> Material supplied

───

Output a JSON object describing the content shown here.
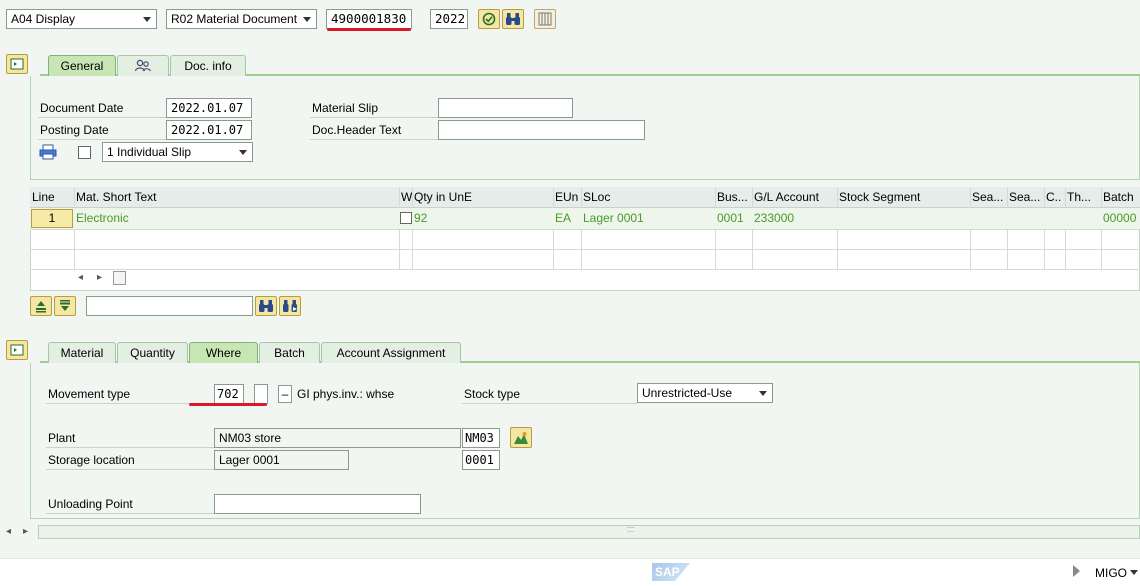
{
  "toolbar": {
    "action_select": "A04 Display",
    "reference_select": "R02 Material Document",
    "document_number": "4900001830",
    "year": "2022"
  },
  "header_tabs": {
    "general": "General",
    "partner_icon": "partner-icon",
    "doc_info": "Doc. info"
  },
  "header": {
    "document_date_label": "Document Date",
    "document_date": "2022.01.07",
    "posting_date_label": "Posting Date",
    "posting_date": "2022.01.07",
    "material_slip_label": "Material Slip",
    "material_slip": "",
    "doc_header_text_label": "Doc.Header Text",
    "doc_header_text": "",
    "print_option": "1 Individual Slip"
  },
  "items_table": {
    "columns": [
      "Line",
      "Mat. Short Text",
      "W",
      "Qty in UnE",
      "EUn",
      "SLoc",
      "Bus...",
      "G/L Account",
      "Stock Segment",
      "Sea...",
      "Sea...",
      "C..",
      "Th...",
      "Batch"
    ],
    "rows": [
      {
        "line": "1",
        "mat_short_text": "Electronic",
        "w": "",
        "qty": "92",
        "eun": "EA",
        "sloc": "Lager 0001",
        "bus": "0001",
        "gl_account": "233000",
        "stock_segment": "",
        "sea1": "",
        "sea2": "",
        "c": "",
        "th": "",
        "batch": "00000"
      }
    ],
    "search_value": ""
  },
  "detail_tabs": {
    "material": "Material",
    "quantity": "Quantity",
    "where": "Where",
    "batch": "Batch",
    "account_assignment": "Account Assignment"
  },
  "detail": {
    "movement_type_label": "Movement type",
    "movement_type": "702",
    "movement_type_extra": "",
    "movement_sign": "–",
    "movement_desc": "GI phys.inv.: whse",
    "stock_type_label": "Stock type",
    "stock_type": "Unrestricted-Use",
    "plant_label": "Plant",
    "plant_name": "NM03 store",
    "plant_code": "NM03",
    "storage_location_label": "Storage location",
    "storage_location_name": "Lager 0001",
    "storage_location_code": "0001",
    "unloading_point_label": "Unloading Point",
    "unloading_point": ""
  },
  "status_bar": {
    "transaction": "MIGO",
    "sap_logo": "SAP",
    "splitter_handle": ":::"
  },
  "colors": {
    "accent_green": "#4a9a2a",
    "annotation_red": "#d9182c",
    "tab_active": "#c8e6b4"
  }
}
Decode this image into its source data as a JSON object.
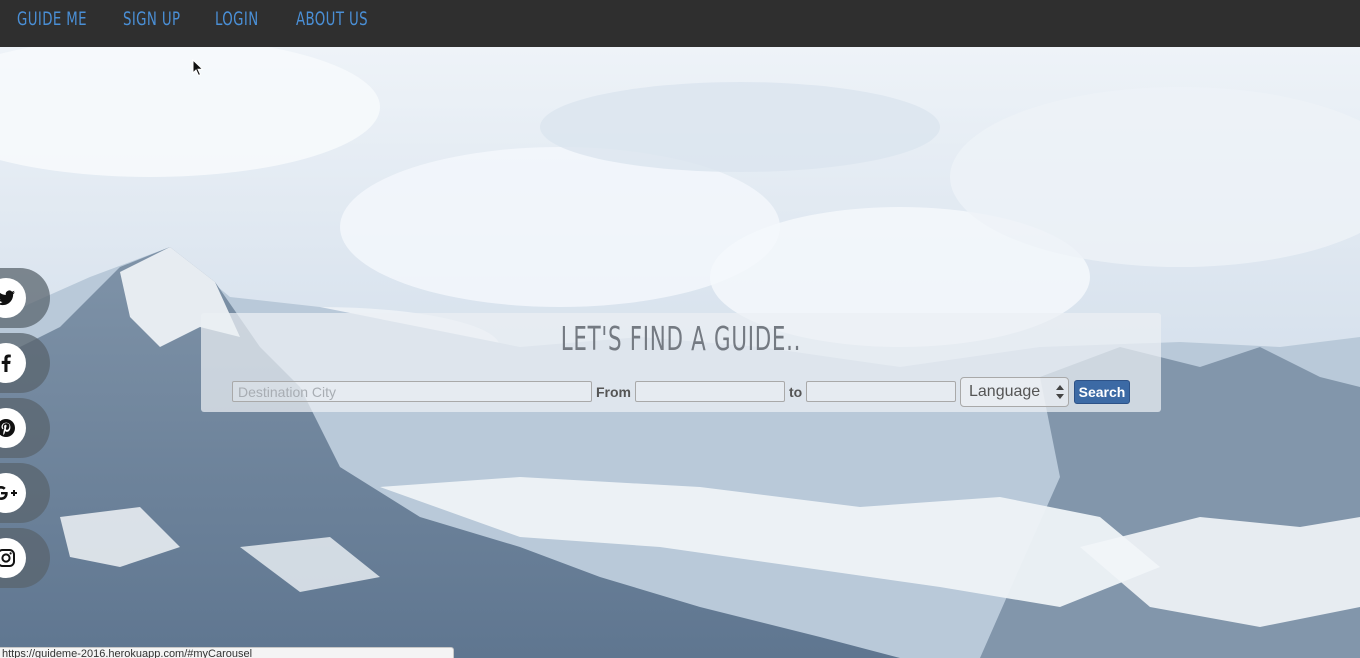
{
  "navbar": {
    "brand": "Guide Me",
    "links": [
      "Sign Up",
      "Login",
      "About Us"
    ]
  },
  "social": {
    "icons": [
      "twitter-icon",
      "facebook-icon",
      "pinterest-icon",
      "google-plus-icon",
      "instagram-icon"
    ]
  },
  "search": {
    "title": "LET'S FIND A GUIDE..",
    "destination_placeholder": "Destination City",
    "destination_value": "",
    "from_label": "From",
    "from_value": "",
    "to_label": "to",
    "to_value": "",
    "language_selected": "Language",
    "search_button": "Search"
  },
  "status_bar": {
    "url": "https://guideme-2016.herokuapp.com/#myCarousel"
  },
  "colors": {
    "navbar_bg": "#2f2f2f",
    "nav_link": "#4a8fd6",
    "search_button": "#3c6aa5"
  }
}
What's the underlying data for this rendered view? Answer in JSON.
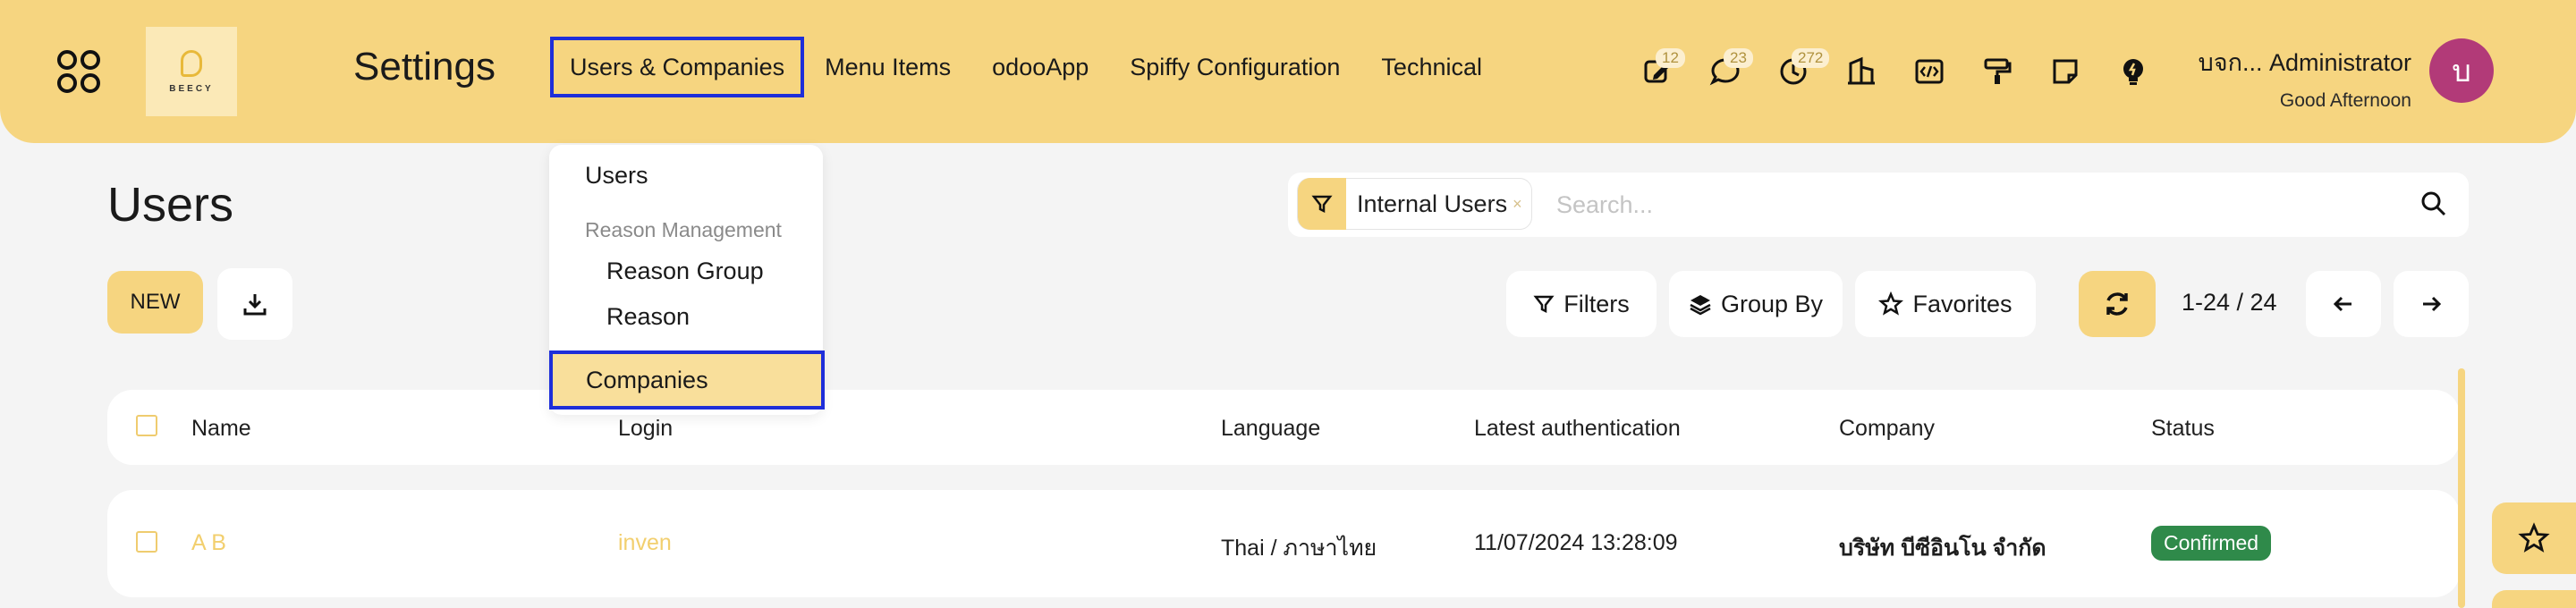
{
  "navbar": {
    "app_title": "Settings",
    "logo_text": "BEECY",
    "menu": [
      "Users & Companies",
      "Menu Items",
      "odooApp",
      "Spiffy Configuration",
      "Technical"
    ],
    "active_menu": "Users & Companies",
    "icons": [
      {
        "name": "activity-edit-icon",
        "badge": "12"
      },
      {
        "name": "chat-icon",
        "badge": "23"
      },
      {
        "name": "clock-icon",
        "badge": "272"
      },
      {
        "name": "company-building-icon",
        "badge": ""
      },
      {
        "name": "code-icon",
        "badge": ""
      },
      {
        "name": "paint-roller-icon",
        "badge": ""
      },
      {
        "name": "note-icon",
        "badge": ""
      },
      {
        "name": "bulb-icon",
        "badge": ""
      }
    ],
    "user_name": "บจก... Administrator",
    "greeting": "Good Afternoon",
    "avatar_letter": "บ",
    "avatar_color": "#b23a78"
  },
  "dropdown": {
    "users": "Users",
    "section_header": "Reason Management",
    "reason_group": "Reason Group",
    "reason": "Reason",
    "companies": "Companies"
  },
  "control_panel": {
    "title": "Users",
    "new_label": "NEW",
    "facet_label": "Internal Users",
    "facet_remove": "×",
    "search_placeholder": "Search...",
    "filters_label": "Filters",
    "groupby_label": "Group By",
    "favorites_label": "Favorites",
    "pager": "1-24 / 24"
  },
  "list": {
    "columns": [
      "Name",
      "Login",
      "Language",
      "Latest authentication",
      "Company",
      "Status"
    ],
    "rows": [
      {
        "name": "A B",
        "login": "inven",
        "language": "Thai / ภาษาไทย",
        "latest_auth": "11/07/2024 13:28:09",
        "company": "บริษัท บีซีอินโน จำกัด",
        "status": "Confirmed"
      }
    ]
  },
  "colors": {
    "accent": "#f6d580",
    "link": "#f2cf6e",
    "status_confirmed": "#2f8a4a",
    "focus_outline": "#1e2ed9"
  }
}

───

> To be done
Without including any picture, retype the entries exactly.

> Exercise output
Output a JSON object describing the content shown here.
{
  "toolbar": {
    "action_select": "A04 Display",
    "reference_select": "R02 Material Document",
    "document_number": "4900001830",
    "year": "2022"
  },
  "header_tabs": {
    "general": "General",
    "partner_icon": "partner-icon",
    "doc_info": "Doc. info"
  },
  "header": {
    "document_date_label": "Document Date",
    "document_date": "2022.01.07",
    "posting_date_label": "Posting Date",
    "posting_date": "2022.01.07",
    "material_slip_label": "Material Slip",
    "material_slip": "",
    "doc_header_text_label": "Doc.Header Text",
    "doc_header_text": "",
    "print_option": "1 Individual Slip"
  },
  "items_table": {
    "columns": [
      "Line",
      "Mat. Short Text",
      "W",
      "Qty in UnE",
      "EUn",
      "SLoc",
      "Bus...",
      "G/L Account",
      "Stock Segment",
      "Sea...",
      "Sea...",
      "C..",
      "Th...",
      "Batch"
    ],
    "rows": [
      {
        "line": "1",
        "mat_short_text": "Electronic",
        "w": "",
        "qty": "92",
        "eun": "EA",
        "sloc": "Lager 0001",
        "bus": "0001",
        "gl_account": "233000",
        "stock_segment": "",
        "sea1": "",
        "sea2": "",
        "c": "",
        "th": "",
        "batch": "00000"
      }
    ],
    "search_value": ""
  },
  "detail_tabs": {
    "material": "Material",
    "quantity": "Quantity",
    "where": "Where",
    "batch": "Batch",
    "account_assignment": "Account Assignment"
  },
  "detail": {
    "movement_type_label": "Movement type",
    "movement_type": "702",
    "movement_type_extra": "",
    "movement_sign": "–",
    "movement_desc": "GI phys.inv.: whse",
    "stock_type_label": "Stock type",
    "stock_type": "Unrestricted-Use",
    "plant_label": "Plant",
    "plant_name": "NM03 store",
    "plant_code": "NM03",
    "storage_location_label": "Storage location",
    "storage_location_name": "Lager 0001",
    "storage_location_code": "0001",
    "unloading_point_label": "Unloading Point",
    "unloading_point": ""
  },
  "status_bar": {
    "transaction": "MIGO",
    "sap_logo": "SAP",
    "splitter_handle": ":::"
  },
  "colors": {
    "accent_green": "#4a9a2a",
    "annotation_red": "#d9182c",
    "tab_active": "#c8e6b4"
  }
}
Decode this image into its source data as a JSON object.
{
  "navbar": {
    "brand": "Guide Me",
    "links": [
      "Sign Up",
      "Login",
      "About Us"
    ]
  },
  "social": {
    "icons": [
      "twitter-icon",
      "facebook-icon",
      "pinterest-icon",
      "google-plus-icon",
      "instagram-icon"
    ]
  },
  "search": {
    "title": "LET'S FIND A GUIDE..",
    "destination_placeholder": "Destination City",
    "destination_value": "",
    "from_label": "From",
    "from_value": "",
    "to_label": "to",
    "to_value": "",
    "language_selected": "Language",
    "search_button": "Search"
  },
  "status_bar": {
    "url": "https://guideme-2016.herokuapp.com/#myCarousel"
  },
  "colors": {
    "navbar_bg": "#2f2f2f",
    "nav_link": "#4a8fd6",
    "search_button": "#3c6aa5"
  }
}
What's the underlying data for this rendered view? Answer in JSON.
{
  "navbar": {
    "app_title": "Settings",
    "logo_text": "BEECY",
    "menu": [
      "Users & Companies",
      "Menu Items",
      "odooApp",
      "Spiffy Configuration",
      "Technical"
    ],
    "active_menu": "Users & Companies",
    "icons": [
      {
        "name": "activity-edit-icon",
        "badge": "12"
      },
      {
        "name": "chat-icon",
        "badge": "23"
      },
      {
        "name": "clock-icon",
        "badge": "272"
      },
      {
        "name": "company-building-icon",
        "badge": ""
      },
      {
        "name": "code-icon",
        "badge": ""
      },
      {
        "name": "paint-roller-icon",
        "badge": ""
      },
      {
        "name": "note-icon",
        "badge": ""
      },
      {
        "name": "bulb-icon",
        "badge": ""
      }
    ],
    "user_name": "บจก... Administrator",
    "greeting": "Good Afternoon",
    "avatar_letter": "บ",
    "avatar_color": "#b23a78"
  },
  "dropdown": {
    "users": "Users",
    "section_header": "Reason Management",
    "reason_group": "Reason Group",
    "reason": "Reason",
    "companies": "Companies"
  },
  "control_panel": {
    "title": "Users",
    "new_label": "NEW",
    "facet_label": "Internal Users",
    "facet_remove": "×",
    "search_placeholder": "Search...",
    "filters_label": "Filters",
    "groupby_label": "Group By",
    "favorites_label": "Favorites",
    "pager": "1-24 / 24"
  },
  "list": {
    "columns": [
      "Name",
      "Login",
      "Language",
      "Latest authentication",
      "Company",
      "Status"
    ],
    "rows": [
      {
        "name": "A B",
        "login": "inven",
        "language": "Thai / ภาษาไทย",
        "latest_auth": "11/07/2024 13:28:09",
        "company": "บริษัท บีซีอินโน จำกัด",
        "status": "Confirmed"
      }
    ]
  },
  "colors": {
    "accent": "#f6d580",
    "link": "#f2cf6e",
    "status_confirmed": "#2f8a4a",
    "focus_outline": "#1e2ed9"
  }
}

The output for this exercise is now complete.